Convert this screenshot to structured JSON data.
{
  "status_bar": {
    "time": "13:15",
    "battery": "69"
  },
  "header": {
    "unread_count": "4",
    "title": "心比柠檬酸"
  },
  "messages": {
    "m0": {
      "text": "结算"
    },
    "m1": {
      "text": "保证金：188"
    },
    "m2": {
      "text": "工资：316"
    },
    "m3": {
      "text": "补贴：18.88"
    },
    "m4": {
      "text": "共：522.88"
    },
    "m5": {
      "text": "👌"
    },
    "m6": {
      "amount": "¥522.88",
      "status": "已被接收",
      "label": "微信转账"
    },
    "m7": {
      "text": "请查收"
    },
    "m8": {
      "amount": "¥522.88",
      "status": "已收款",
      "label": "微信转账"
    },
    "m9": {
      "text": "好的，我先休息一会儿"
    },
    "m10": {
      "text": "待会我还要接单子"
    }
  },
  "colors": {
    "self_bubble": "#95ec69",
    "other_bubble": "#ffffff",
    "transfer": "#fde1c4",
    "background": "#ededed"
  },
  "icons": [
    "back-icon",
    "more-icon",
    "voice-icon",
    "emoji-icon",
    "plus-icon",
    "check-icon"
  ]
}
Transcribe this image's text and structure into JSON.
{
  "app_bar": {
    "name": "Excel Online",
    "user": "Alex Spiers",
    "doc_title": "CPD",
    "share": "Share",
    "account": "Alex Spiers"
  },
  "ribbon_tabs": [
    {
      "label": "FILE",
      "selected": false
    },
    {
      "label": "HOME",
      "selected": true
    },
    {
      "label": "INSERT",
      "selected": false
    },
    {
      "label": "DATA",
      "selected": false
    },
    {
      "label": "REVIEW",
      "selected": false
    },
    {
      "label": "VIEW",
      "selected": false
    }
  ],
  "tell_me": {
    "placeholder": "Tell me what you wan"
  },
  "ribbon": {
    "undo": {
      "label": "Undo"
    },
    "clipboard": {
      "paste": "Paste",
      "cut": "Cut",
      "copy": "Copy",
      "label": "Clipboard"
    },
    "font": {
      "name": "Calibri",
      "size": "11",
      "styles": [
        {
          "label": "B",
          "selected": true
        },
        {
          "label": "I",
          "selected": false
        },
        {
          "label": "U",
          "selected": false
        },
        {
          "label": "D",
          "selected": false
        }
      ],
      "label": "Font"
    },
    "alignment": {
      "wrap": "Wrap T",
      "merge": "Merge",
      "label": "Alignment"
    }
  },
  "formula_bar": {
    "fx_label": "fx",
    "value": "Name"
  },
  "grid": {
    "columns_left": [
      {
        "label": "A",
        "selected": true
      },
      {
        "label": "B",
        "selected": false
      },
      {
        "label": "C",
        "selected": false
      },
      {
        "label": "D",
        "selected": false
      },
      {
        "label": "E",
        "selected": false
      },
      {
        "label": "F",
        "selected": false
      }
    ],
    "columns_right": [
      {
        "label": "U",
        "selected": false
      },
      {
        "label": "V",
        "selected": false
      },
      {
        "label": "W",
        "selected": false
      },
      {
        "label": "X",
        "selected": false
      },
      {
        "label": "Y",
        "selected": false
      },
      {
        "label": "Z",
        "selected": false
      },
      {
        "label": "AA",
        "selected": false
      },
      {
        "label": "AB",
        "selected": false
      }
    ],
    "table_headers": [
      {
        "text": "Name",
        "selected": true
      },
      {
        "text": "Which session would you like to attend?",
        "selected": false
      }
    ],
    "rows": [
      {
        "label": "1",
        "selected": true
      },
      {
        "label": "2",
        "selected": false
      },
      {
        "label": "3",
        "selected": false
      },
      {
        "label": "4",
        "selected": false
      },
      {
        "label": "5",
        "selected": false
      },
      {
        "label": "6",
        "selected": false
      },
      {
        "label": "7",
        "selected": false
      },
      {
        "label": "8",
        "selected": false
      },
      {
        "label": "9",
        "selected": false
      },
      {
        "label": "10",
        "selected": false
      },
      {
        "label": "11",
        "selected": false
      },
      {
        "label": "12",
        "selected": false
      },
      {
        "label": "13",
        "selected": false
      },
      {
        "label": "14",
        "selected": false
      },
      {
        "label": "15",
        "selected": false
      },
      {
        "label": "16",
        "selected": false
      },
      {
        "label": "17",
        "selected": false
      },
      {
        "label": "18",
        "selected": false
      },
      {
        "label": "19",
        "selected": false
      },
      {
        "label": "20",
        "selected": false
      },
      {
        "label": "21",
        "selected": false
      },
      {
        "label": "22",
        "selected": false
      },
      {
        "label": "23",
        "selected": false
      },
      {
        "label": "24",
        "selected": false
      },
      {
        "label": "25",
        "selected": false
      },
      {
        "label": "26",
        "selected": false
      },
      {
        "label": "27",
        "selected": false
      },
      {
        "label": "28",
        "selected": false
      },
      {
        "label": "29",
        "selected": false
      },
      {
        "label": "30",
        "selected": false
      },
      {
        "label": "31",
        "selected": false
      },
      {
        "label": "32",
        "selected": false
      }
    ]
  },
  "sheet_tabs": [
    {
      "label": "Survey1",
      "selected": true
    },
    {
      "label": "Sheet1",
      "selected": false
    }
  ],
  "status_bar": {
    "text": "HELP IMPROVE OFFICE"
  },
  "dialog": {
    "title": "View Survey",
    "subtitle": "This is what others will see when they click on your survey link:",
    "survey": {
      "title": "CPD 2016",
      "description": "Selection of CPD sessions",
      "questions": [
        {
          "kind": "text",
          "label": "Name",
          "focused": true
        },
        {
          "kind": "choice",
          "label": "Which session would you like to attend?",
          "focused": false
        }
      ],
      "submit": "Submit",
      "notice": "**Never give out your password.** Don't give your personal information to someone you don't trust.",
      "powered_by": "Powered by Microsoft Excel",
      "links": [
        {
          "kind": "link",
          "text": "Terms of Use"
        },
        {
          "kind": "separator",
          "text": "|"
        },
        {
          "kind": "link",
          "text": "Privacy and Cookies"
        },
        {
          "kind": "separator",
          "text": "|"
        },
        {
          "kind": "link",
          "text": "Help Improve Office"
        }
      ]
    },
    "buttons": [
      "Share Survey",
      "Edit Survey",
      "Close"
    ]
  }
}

REQUIRED TASK: Extract all of the data above without altering anything.

PROBLEM SOLUTION:
Convert this screenshot to structured JSON data.
{
  "status_bar": {
    "time": "13:15",
    "battery": "69"
  },
  "header": {
    "unread_count": "4",
    "title": "心比柠檬酸"
  },
  "messages": {
    "m0": {
      "text": "结算"
    },
    "m1": {
      "text": "保证金：188"
    },
    "m2": {
      "text": "工资：316"
    },
    "m3": {
      "text": "补贴：18.88"
    },
    "m4": {
      "text": "共：522.88"
    },
    "m5": {
      "text": "👌"
    },
    "m6": {
      "amount": "¥522.88",
      "status": "已被接收",
      "label": "微信转账"
    },
    "m7": {
      "text": "请查收"
    },
    "m8": {
      "amount": "¥522.88",
      "status": "已收款",
      "label": "微信转账"
    },
    "m9": {
      "text": "好的，我先休息一会儿"
    },
    "m10": {
      "text": "待会我还要接单子"
    }
  },
  "colors": {
    "self_bubble": "#95ec69",
    "other_bubble": "#ffffff",
    "transfer": "#fde1c4",
    "background": "#ededed"
  },
  "icons": [
    "back-icon",
    "more-icon",
    "voice-icon",
    "emoji-icon",
    "plus-icon",
    "check-icon"
  ]
}
Transcribe this image's text and structure into JSON.
{
  "app_bar": {
    "name": "Excel Online",
    "user": "Alex Spiers",
    "doc_title": "CPD",
    "share": "Share",
    "account": "Alex Spiers"
  },
  "ribbon_tabs": [
    {
      "label": "FILE",
      "selected": false
    },
    {
      "label": "HOME",
      "selected": true
    },
    {
      "label": "INSERT",
      "selected": false
    },
    {
      "label": "DATA",
      "selected": false
    },
    {
      "label": "REVIEW",
      "selected": false
    },
    {
      "label": "VIEW",
      "selected": false
    }
  ],
  "tell_me": {
    "placeholder": "Tell me what you wan"
  },
  "ribbon": {
    "undo": {
      "label": "Undo"
    },
    "clipboard": {
      "paste": "Paste",
      "cut": "Cut",
      "copy": "Copy",
      "label": "Clipboard"
    },
    "font": {
      "name": "Calibri",
      "size": "11",
      "styles": [
        {
          "label": "B",
          "selected": true
        },
        {
          "label": "I",
          "selected": false
        },
        {
          "label": "U",
          "selected": false
        },
        {
          "label": "D",
          "selected": false
        }
      ],
      "label": "Font"
    },
    "alignment": {
      "wrap": "Wrap T",
      "merge": "Merge",
      "label": "Alignment"
    }
  },
  "formula_bar": {
    "fx_label": "fx",
    "value": "Name"
  },
  "grid": {
    "columns_left": [
      {
        "label": "A",
        "selected": true
      },
      {
        "label": "B",
        "selected": false
      },
      {
        "label": "C",
        "selected": false
      },
      {
        "label": "D",
        "selected": false
      },
      {
        "label": "E",
        "selected": false
      },
      {
        "label": "F",
        "selected": false
      }
    ],
    "columns_right": [
      {
        "label": "U",
        "selected": false
      },
      {
        "label": "V",
        "selected": false
      },
      {
        "label": "W",
        "selected": false
      },
      {
        "label": "X",
        "selected": false
      },
      {
        "label": "Y",
        "selected": false
      },
      {
        "label": "Z",
        "selected": false
      },
      {
        "label": "AA",
        "selected": false
      },
      {
        "label": "AB",
        "selected": false
      }
    ],
    "table_headers": [
      {
        "text": "Name",
        "selected": true
      },
      {
        "text": "Which session would you like to attend?",
        "selected": false
      }
    ],
    "rows": [
      {
        "label": "1",
        "selected": true
      },
      {
        "label": "2",
        "selected": false
      },
      {
        "label": "3",
        "selected": false
      },
      {
        "label": "4",
        "selected": false
      },
      {
        "label": "5",
        "selected": false
      },
      {
        "label": "6",
        "selected": false
      },
      {
        "label": "7",
        "selected": false
      },
      {
        "label": "8",
        "selected": false
      },
      {
        "label": "9",
        "selected": false
      },
      {
        "label": "10",
        "selected": false
      },
      {
        "label": "11",
        "selected": false
      },
      {
        "label": "12",
        "selected": false
      },
      {
        "label": "13",
        "selected": false
      },
      {
        "label": "14",
        "selected": false
      },
      {
        "label": "15",
        "selected": false
      },
      {
        "label": "16",
        "selected": false
      },
      {
        "label": "17",
        "selected": false
      },
      {
        "label": "18",
        "selected": false
      },
      {
        "label": "19",
        "selected": false
      },
      {
        "label": "20",
        "selected": false
      },
      {
        "label": "21",
        "selected": false
      },
      {
        "label": "22",
        "selected": false
      },
      {
        "label": "23",
        "selected": false
      },
      {
        "label": "24",
        "selected": false
      },
      {
        "label": "25",
        "selected": false
      },
      {
        "label": "26",
        "selected": false
      },
      {
        "label": "27",
        "selected": false
      },
      {
        "label": "28",
        "selected": false
      },
      {
        "label": "29",
        "selected": false
      },
      {
        "label": "30",
        "selected": false
      },
      {
        "label": "31",
        "selected": false
      },
      {
        "label": "32",
        "selected": false
      }
    ]
  },
  "sheet_tabs": [
    {
      "label": "Survey1",
      "selected": true
    },
    {
      "label": "Sheet1",
      "selected": false
    }
  ],
  "status_bar": {
    "text": "HELP IMPROVE OFFICE"
  },
  "dialog": {
    "title": "View Survey",
    "subtitle": "This is what others will see when they click on your survey link:",
    "survey": {
      "title": "CPD 2016",
      "description": "Selection of CPD sessions",
      "questions": [
        {
          "kind": "text",
          "label": "Name",
          "focused": true
        },
        {
          "kind": "choice",
          "label": "Which session would you like to attend?",
          "focused": false
        }
      ],
      "submit": "Submit",
      "notice": "**Never give out your password.** Don't give your personal information to someone you don't trust.",
      "powered_by": "Powered by Microsoft Excel",
      "links": [
        {
          "kind": "link",
          "text": "Terms of Use"
        },
        {
          "kind": "separator",
          "text": "|"
        },
        {
          "kind": "link",
          "text": "Privacy and Cookies"
        },
        {
          "kind": "separator",
          "text": "|"
        },
        {
          "kind": "link",
          "text": "Help Improve Office"
        }
      ]
    },
    "buttons": [
      "Share Survey",
      "Edit Survey",
      "Close"
    ]
  }
}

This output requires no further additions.